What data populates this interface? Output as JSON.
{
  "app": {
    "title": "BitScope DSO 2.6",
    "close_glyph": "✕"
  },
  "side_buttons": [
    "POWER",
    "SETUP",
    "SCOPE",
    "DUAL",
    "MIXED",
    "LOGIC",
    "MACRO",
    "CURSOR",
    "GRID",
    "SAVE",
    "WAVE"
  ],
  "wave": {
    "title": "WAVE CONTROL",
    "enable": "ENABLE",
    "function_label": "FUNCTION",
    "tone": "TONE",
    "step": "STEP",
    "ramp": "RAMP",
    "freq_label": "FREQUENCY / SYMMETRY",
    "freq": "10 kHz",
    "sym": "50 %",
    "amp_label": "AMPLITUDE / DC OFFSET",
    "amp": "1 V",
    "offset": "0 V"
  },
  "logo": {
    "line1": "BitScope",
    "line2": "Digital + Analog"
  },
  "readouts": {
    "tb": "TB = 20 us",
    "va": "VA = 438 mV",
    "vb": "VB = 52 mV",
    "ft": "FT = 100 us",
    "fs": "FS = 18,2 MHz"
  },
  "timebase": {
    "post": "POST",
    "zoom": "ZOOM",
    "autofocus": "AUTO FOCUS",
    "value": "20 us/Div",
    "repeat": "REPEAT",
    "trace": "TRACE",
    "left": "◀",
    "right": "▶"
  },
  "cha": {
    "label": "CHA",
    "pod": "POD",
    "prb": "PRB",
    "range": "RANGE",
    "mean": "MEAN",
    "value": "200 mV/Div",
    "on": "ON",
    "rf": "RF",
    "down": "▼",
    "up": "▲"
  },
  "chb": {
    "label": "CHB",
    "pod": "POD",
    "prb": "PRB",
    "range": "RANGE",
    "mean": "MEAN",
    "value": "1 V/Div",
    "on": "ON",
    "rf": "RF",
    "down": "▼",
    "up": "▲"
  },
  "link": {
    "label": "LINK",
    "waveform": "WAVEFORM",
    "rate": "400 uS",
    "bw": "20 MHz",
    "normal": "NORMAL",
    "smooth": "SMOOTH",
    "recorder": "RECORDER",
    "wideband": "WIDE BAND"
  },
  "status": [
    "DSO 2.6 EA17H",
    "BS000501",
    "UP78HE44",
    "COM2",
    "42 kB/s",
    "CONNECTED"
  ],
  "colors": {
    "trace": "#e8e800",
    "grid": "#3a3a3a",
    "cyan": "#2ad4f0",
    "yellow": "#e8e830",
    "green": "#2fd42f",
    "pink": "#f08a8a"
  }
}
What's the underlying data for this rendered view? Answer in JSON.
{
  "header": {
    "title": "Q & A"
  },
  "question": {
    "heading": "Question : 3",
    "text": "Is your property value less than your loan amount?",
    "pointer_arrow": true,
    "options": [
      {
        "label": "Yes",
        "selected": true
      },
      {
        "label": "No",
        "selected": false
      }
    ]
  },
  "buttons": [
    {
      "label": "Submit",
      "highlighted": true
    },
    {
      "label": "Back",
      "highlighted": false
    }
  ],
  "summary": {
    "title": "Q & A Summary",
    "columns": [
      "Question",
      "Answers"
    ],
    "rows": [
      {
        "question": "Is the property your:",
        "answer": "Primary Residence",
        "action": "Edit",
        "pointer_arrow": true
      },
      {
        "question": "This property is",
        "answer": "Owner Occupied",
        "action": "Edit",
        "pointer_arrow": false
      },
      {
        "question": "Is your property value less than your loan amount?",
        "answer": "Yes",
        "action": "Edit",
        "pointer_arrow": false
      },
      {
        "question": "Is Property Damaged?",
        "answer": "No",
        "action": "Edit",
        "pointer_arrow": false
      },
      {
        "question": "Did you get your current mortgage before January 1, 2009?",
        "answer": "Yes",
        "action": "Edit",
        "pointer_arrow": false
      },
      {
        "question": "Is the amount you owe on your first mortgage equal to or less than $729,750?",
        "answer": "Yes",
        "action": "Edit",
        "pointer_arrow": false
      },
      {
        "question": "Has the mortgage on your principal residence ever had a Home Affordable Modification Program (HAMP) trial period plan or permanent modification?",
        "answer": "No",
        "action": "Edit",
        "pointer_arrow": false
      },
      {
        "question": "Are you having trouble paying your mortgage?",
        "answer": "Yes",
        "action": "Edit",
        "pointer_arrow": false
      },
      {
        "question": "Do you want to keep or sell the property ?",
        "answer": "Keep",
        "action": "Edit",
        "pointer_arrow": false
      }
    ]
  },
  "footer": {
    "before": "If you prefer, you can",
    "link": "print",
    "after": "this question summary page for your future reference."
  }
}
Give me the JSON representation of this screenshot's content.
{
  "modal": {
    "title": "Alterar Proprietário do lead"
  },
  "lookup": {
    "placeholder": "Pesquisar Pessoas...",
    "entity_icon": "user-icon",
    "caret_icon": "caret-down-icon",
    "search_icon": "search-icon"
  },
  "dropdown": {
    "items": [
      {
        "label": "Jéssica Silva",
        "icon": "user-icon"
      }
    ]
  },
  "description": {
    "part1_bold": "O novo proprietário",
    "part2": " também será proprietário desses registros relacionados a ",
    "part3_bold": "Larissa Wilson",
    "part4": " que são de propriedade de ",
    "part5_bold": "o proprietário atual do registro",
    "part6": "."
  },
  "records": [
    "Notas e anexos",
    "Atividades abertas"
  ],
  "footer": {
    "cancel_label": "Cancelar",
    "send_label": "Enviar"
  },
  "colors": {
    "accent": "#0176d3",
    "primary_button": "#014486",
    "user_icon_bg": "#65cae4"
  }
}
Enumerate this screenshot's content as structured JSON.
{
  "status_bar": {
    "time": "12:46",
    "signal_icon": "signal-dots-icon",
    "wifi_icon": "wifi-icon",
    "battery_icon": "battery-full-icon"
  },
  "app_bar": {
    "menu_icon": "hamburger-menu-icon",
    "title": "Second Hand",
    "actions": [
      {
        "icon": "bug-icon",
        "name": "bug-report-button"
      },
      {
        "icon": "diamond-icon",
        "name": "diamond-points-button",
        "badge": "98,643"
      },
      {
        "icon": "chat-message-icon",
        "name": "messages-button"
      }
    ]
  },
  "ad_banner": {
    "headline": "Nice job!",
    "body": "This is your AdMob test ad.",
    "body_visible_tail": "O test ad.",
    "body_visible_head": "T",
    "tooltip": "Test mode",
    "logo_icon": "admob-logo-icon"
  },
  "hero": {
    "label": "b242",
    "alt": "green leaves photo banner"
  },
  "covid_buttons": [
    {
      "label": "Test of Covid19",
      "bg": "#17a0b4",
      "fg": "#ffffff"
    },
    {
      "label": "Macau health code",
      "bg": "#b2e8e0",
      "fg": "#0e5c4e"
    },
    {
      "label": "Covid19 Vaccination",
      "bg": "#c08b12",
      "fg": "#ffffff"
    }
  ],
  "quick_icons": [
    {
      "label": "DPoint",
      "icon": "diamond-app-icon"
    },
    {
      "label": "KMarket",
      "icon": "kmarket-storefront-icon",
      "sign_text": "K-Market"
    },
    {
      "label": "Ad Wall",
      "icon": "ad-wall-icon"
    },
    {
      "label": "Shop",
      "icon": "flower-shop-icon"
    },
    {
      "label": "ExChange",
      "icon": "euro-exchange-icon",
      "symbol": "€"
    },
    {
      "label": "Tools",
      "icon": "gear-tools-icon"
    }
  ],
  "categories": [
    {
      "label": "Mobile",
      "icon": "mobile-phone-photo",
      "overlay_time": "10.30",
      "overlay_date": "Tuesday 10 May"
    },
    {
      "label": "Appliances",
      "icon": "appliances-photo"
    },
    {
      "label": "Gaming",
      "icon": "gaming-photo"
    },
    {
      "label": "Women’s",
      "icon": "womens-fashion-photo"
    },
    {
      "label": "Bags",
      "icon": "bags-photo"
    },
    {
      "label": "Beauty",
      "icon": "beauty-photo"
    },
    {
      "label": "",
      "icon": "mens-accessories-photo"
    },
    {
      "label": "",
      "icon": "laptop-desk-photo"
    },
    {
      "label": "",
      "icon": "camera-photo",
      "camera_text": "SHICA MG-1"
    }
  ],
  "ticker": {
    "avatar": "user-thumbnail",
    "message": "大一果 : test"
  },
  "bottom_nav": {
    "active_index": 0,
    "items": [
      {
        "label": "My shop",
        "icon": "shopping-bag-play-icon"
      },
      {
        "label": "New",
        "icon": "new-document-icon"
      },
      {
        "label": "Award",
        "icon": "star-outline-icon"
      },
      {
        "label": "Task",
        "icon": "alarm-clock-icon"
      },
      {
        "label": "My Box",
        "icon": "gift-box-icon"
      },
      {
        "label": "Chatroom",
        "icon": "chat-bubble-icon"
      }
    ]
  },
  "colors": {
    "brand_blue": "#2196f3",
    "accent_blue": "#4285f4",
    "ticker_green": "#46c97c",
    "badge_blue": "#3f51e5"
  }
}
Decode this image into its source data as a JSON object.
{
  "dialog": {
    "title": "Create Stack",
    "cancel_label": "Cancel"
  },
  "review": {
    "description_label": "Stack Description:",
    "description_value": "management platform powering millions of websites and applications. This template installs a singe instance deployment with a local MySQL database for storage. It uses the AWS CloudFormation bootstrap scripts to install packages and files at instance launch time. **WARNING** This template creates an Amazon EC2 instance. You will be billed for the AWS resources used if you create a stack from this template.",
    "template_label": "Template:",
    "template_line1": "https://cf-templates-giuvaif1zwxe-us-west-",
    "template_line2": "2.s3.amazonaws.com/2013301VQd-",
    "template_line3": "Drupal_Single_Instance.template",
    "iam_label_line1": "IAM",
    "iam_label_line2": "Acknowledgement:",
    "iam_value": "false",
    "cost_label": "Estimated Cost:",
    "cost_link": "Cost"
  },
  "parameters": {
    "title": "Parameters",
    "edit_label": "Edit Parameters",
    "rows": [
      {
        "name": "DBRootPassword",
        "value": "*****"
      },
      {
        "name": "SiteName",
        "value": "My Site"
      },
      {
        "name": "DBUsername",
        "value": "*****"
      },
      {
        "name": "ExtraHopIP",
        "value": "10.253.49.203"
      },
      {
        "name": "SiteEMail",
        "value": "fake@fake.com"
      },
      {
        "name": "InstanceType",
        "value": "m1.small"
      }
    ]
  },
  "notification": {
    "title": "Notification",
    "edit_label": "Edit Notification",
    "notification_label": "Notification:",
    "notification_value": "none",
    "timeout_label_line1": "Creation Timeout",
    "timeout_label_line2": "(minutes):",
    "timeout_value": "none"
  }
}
--------------------
Directions for this task:
Examine the data above and state how many of its lines contain the word "Cost", with no further remarks.

Full solution:
2